-- Start Data --
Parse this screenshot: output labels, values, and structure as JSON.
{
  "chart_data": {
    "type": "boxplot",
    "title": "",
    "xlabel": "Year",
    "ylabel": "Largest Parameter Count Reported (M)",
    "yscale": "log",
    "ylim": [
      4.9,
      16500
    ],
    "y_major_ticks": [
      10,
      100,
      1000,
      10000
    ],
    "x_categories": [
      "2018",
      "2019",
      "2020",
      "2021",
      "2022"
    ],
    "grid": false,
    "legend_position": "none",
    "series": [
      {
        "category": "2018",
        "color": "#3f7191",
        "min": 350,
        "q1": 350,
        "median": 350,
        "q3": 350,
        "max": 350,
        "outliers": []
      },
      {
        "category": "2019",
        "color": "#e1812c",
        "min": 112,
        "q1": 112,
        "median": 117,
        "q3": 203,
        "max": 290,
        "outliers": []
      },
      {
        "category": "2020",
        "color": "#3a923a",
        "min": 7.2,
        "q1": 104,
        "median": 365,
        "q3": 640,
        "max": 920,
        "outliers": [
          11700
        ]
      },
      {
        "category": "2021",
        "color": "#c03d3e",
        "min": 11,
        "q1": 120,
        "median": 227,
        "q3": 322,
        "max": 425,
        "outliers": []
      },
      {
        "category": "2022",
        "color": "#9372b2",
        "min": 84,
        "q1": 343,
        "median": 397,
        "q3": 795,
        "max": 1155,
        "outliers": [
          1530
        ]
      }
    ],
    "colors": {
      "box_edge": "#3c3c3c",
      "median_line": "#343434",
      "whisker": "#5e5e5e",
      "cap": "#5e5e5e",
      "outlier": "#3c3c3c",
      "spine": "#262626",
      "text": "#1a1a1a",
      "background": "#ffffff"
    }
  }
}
-- End Data --
> Challenge: Print every record above exactly as written.

> Task answer:
Parse this screenshot: output labels, values, and structure as JSON.
{
  "chart_data": {
    "type": "boxplot",
    "title": "",
    "xlabel": "Year",
    "ylabel": "Largest Parameter Count Reported (M)",
    "yscale": "log",
    "ylim": [
      4.9,
      16500
    ],
    "y_major_ticks": [
      10,
      100,
      1000,
      10000
    ],
    "x_categories": [
      "2018",
      "2019",
      "2020",
      "2021",
      "2022"
    ],
    "grid": false,
    "legend_position": "none",
    "series": [
      {
        "category": "2018",
        "color": "#3f7191",
        "min": 350,
        "q1": 350,
        "median": 350,
        "q3": 350,
        "max": 350,
        "outliers": []
      },
      {
        "category": "2019",
        "color": "#e1812c",
        "min": 112,
        "q1": 112,
        "median": 117,
        "q3": 203,
        "max": 290,
        "outliers": []
      },
      {
        "category": "2020",
        "color": "#3a923a",
        "min": 7.2,
        "q1": 104,
        "median": 365,
        "q3": 640,
        "max": 920,
        "outliers": [
          11700
        ]
      },
      {
        "category": "2021",
        "color": "#c03d3e",
        "min": 11,
        "q1": 120,
        "median": 227,
        "q3": 322,
        "max": 425,
        "outliers": []
      },
      {
        "category": "2022",
        "color": "#9372b2",
        "min": 84,
        "q1": 343,
        "median": 397,
        "q3": 795,
        "max": 1155,
        "outliers": [
          1530
        ]
      }
    ],
    "colors": {
      "box_edge": "#3c3c3c",
      "median_line": "#343434",
      "whisker": "#5e5e5e",
      "cap": "#5e5e5e",
      "outlier": "#3c3c3c",
      "spine": "#262626",
      "text": "#1a1a1a",
      "background": "#ffffff"
    }
  }
}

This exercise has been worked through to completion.